══ Records supplied ══

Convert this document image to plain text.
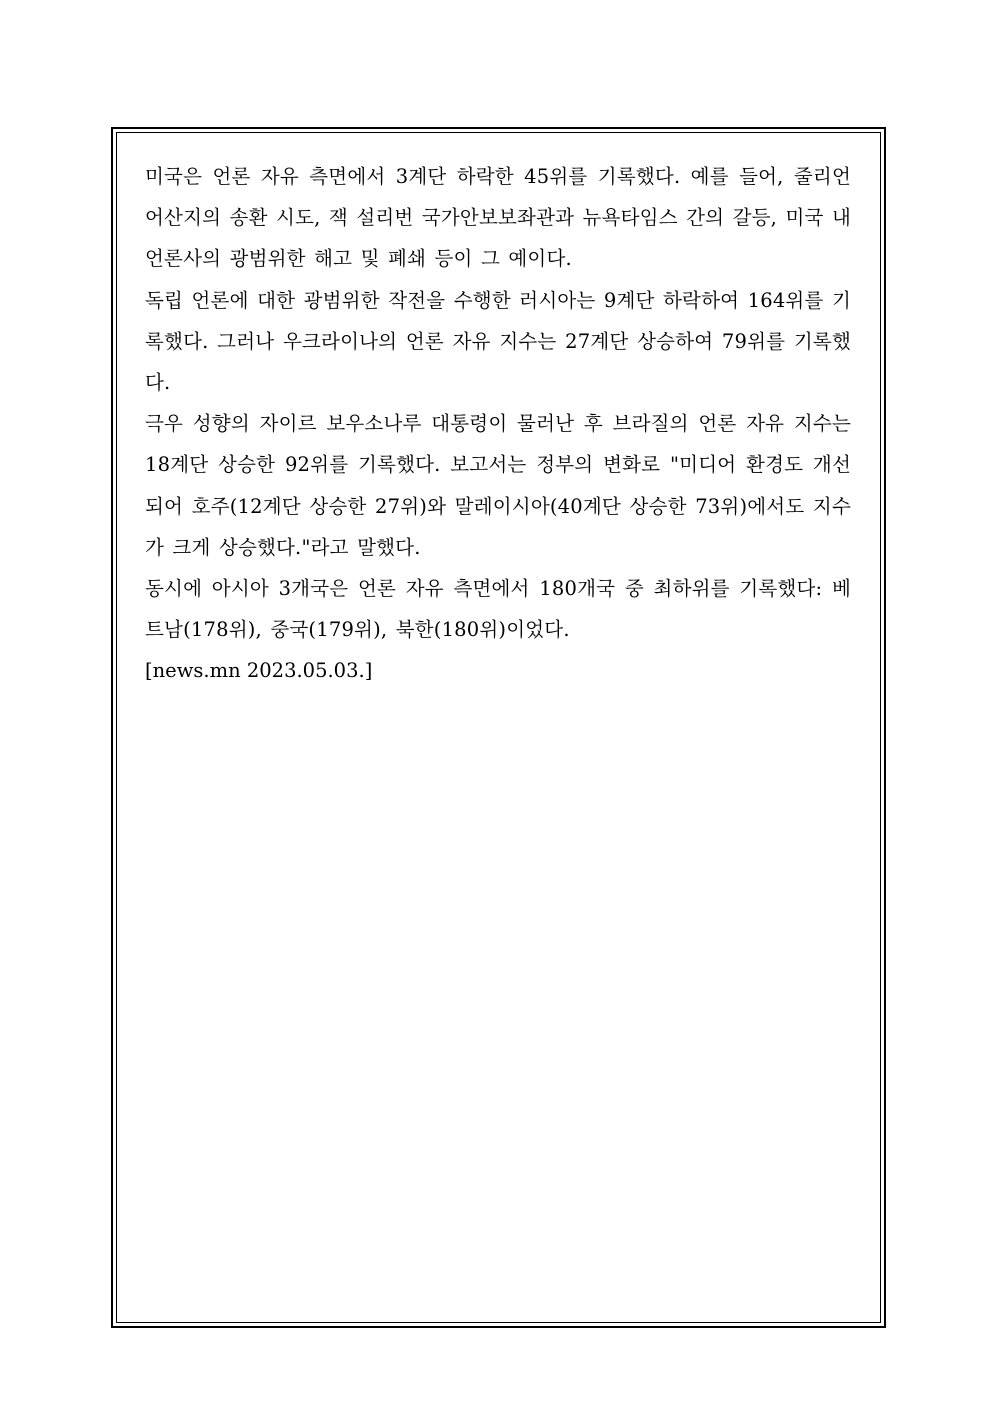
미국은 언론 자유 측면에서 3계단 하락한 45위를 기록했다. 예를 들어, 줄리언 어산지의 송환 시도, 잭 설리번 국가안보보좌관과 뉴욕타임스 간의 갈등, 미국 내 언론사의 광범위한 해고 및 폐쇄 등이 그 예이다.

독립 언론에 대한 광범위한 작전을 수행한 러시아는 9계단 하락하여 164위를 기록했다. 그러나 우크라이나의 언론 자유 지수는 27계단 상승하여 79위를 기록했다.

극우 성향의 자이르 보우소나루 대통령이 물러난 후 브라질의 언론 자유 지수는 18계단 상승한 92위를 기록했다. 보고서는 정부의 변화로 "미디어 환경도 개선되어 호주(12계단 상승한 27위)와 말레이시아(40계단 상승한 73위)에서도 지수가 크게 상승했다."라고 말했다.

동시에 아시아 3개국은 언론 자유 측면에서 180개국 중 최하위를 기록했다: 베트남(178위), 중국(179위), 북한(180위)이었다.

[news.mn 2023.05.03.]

═══
══ Records supplied ══

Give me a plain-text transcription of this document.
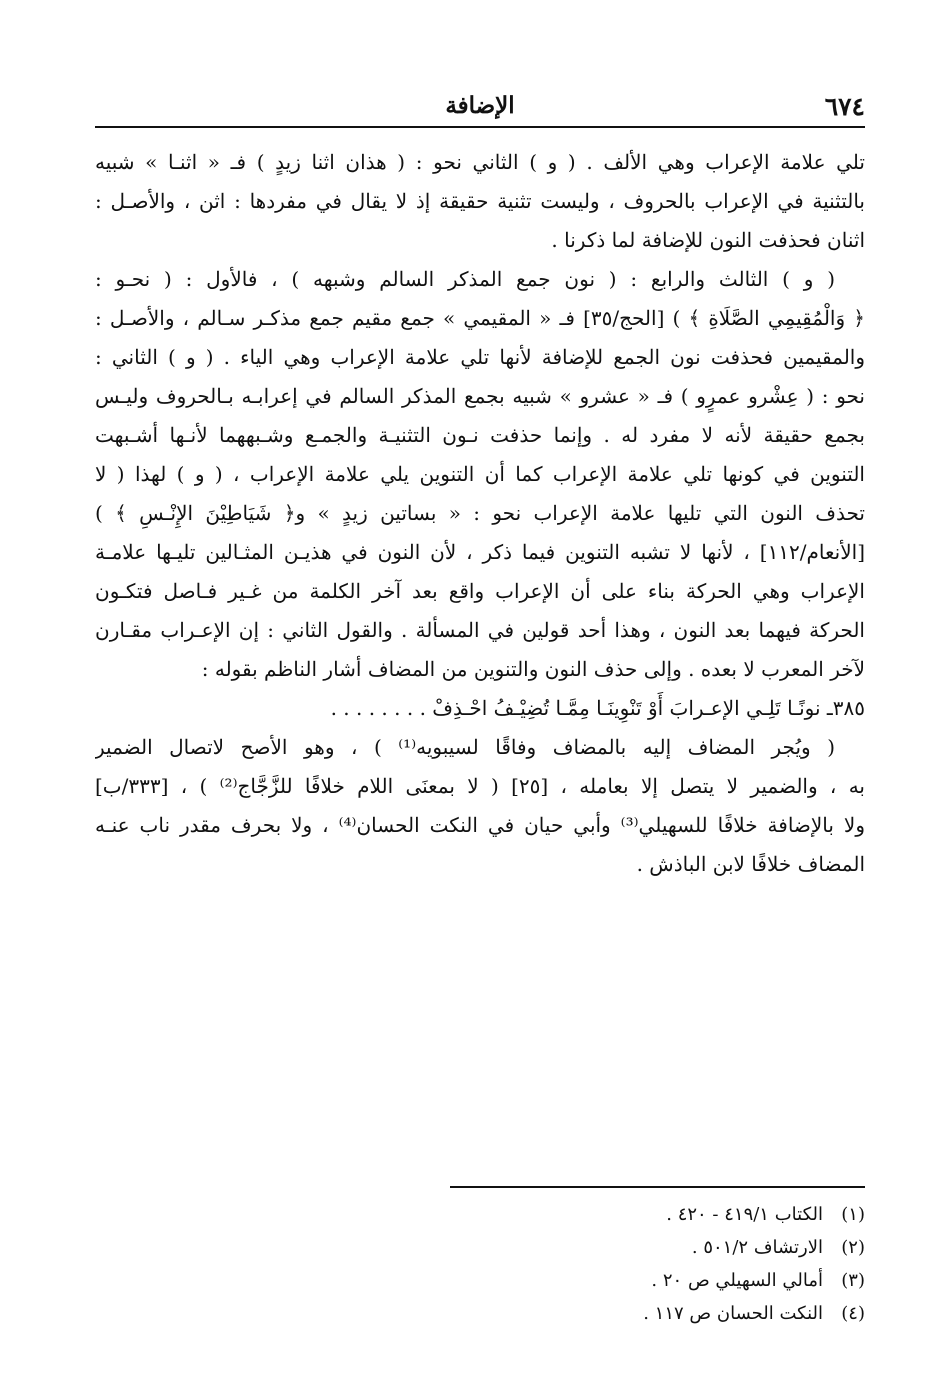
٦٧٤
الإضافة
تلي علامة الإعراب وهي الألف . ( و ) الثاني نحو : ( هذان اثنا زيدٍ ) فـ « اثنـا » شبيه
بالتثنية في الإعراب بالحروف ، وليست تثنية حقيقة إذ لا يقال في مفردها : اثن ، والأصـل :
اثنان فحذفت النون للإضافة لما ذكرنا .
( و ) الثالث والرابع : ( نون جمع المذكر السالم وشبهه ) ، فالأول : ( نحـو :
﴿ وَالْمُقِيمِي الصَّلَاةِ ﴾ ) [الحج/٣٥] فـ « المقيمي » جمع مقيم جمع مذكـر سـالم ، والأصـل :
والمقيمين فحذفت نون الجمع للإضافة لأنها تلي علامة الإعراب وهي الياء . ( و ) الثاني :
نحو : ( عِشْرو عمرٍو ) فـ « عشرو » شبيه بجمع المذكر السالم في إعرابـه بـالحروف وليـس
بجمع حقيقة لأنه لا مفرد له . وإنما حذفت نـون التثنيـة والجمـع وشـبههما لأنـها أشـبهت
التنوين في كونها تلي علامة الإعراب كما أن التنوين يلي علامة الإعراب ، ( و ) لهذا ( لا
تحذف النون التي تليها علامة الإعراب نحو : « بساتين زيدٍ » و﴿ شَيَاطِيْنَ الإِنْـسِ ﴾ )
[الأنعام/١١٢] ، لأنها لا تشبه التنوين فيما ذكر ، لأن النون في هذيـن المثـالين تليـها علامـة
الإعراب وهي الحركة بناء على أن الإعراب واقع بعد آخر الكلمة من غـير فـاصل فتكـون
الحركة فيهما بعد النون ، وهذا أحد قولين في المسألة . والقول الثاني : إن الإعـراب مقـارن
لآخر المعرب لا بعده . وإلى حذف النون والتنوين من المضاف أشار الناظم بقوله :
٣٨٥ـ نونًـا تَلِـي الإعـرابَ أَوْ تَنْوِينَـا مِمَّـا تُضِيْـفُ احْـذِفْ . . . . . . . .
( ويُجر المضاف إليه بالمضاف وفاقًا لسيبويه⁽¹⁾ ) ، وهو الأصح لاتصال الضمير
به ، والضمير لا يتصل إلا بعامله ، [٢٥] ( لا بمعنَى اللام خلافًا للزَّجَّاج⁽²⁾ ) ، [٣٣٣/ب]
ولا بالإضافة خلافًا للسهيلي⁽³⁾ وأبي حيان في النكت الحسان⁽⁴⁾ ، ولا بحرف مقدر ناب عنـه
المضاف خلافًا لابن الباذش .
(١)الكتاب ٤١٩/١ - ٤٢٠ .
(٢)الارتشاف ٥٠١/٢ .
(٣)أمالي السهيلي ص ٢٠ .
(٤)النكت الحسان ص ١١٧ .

═══

Locate all lines that include the word "المذكر" and copy them out.

( و ) الثالث والرابع : ( نون جمع المذكر السالم وشبهه ) ، فالأول : ( نحـو :
نحو : ( عِشْرو عمرٍو ) فـ « عشرو » شبيه بجمع المذكر السالم في إعرابـه بـالحروف وليـس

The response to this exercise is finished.